#### WORK REQUIRED:
Copy out every record precisely.

Items from a figure collection
%%

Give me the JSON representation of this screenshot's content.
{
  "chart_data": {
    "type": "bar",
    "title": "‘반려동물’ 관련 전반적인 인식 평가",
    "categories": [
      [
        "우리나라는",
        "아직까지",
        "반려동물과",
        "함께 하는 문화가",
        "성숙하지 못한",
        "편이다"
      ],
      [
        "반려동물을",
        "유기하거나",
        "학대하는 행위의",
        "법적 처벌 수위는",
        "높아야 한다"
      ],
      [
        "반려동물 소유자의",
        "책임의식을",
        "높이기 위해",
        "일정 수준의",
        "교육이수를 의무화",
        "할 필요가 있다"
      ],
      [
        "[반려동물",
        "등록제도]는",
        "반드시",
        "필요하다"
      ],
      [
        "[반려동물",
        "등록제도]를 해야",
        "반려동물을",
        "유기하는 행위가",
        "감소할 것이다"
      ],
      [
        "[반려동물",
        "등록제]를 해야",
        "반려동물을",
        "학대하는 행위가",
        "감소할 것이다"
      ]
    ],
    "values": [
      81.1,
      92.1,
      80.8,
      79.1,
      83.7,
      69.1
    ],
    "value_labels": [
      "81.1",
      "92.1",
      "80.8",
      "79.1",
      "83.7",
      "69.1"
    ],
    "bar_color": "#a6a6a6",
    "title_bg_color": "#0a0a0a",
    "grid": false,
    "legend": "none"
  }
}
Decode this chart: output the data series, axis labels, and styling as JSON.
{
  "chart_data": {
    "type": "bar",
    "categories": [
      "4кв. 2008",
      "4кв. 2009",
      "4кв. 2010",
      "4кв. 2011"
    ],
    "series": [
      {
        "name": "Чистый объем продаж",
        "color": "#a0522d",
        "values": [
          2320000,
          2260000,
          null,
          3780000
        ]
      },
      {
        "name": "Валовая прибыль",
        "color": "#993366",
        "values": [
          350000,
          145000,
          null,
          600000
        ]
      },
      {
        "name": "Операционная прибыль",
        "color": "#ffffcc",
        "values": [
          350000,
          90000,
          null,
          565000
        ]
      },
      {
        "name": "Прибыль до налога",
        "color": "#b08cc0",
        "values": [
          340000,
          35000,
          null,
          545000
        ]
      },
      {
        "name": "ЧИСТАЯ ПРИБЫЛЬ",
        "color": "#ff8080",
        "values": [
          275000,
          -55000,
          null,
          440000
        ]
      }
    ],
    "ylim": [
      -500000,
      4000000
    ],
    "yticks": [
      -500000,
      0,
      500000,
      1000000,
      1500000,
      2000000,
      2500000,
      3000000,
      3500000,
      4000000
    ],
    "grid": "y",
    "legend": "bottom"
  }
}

%%

#### WRITTEN RESPONSE:
Give me the JSON representation of this screenshot's content.
{
  "chart_data": {
    "type": "bar",
    "title": "‘반려동물’ 관련 전반적인 인식 평가",
    "categories": [
      [
        "우리나라는",
        "아직까지",
        "반려동물과",
        "함께 하는 문화가",
        "성숙하지 못한",
        "편이다"
      ],
      [
        "반려동물을",
        "유기하거나",
        "학대하는 행위의",
        "법적 처벌 수위는",
        "높아야 한다"
      ],
      [
        "반려동물 소유자의",
        "책임의식을",
        "높이기 위해",
        "일정 수준의",
        "교육이수를 의무화",
        "할 필요가 있다"
      ],
      [
        "[반려동물",
        "등록제도]는",
        "반드시",
        "필요하다"
      ],
      [
        "[반려동물",
        "등록제도]를 해야",
        "반려동물을",
        "유기하는 행위가",
        "감소할 것이다"
      ],
      [
        "[반려동물",
        "등록제]를 해야",
        "반려동물을",
        "학대하는 행위가",
        "감소할 것이다"
      ]
    ],
    "values": [
      81.1,
      92.1,
      80.8,
      79.1,
      83.7,
      69.1
    ],
    "value_labels": [
      "81.1",
      "92.1",
      "80.8",
      "79.1",
      "83.7",
      "69.1"
    ],
    "bar_color": "#a6a6a6",
    "title_bg_color": "#0a0a0a",
    "grid": false,
    "legend": "none"
  }
}
Decode this chart: output the data series, axis labels, and styling as JSON.
{
  "chart_data": {
    "type": "bar",
    "categories": [
      "4кв. 2008",
      "4кв. 2009",
      "4кв. 2010",
      "4кв. 2011"
    ],
    "series": [
      {
        "name": "Чистый объем продаж",
        "color": "#a0522d",
        "values": [
          2320000,
          2260000,
          null,
          3780000
        ]
      },
      {
        "name": "Валовая прибыль",
        "color": "#993366",
        "values": [
          350000,
          145000,
          null,
          600000
        ]
      },
      {
        "name": "Операционная прибыль",
        "color": "#ffffcc",
        "values": [
          350000,
          90000,
          null,
          565000
        ]
      },
      {
        "name": "Прибыль до налога",
        "color": "#b08cc0",
        "values": [
          340000,
          35000,
          null,
          545000
        ]
      },
      {
        "name": "ЧИСТАЯ ПРИБЫЛЬ",
        "color": "#ff8080",
        "values": [
          275000,
          -55000,
          null,
          440000
        ]
      }
    ],
    "ylim": [
      -500000,
      4000000
    ],
    "yticks": [
      -500000,
      0,
      500000,
      1000000,
      1500000,
      2000000,
      2500000,
      3000000,
      3500000,
      4000000
    ],
    "grid": "y",
    "legend": "bottom"
  }
}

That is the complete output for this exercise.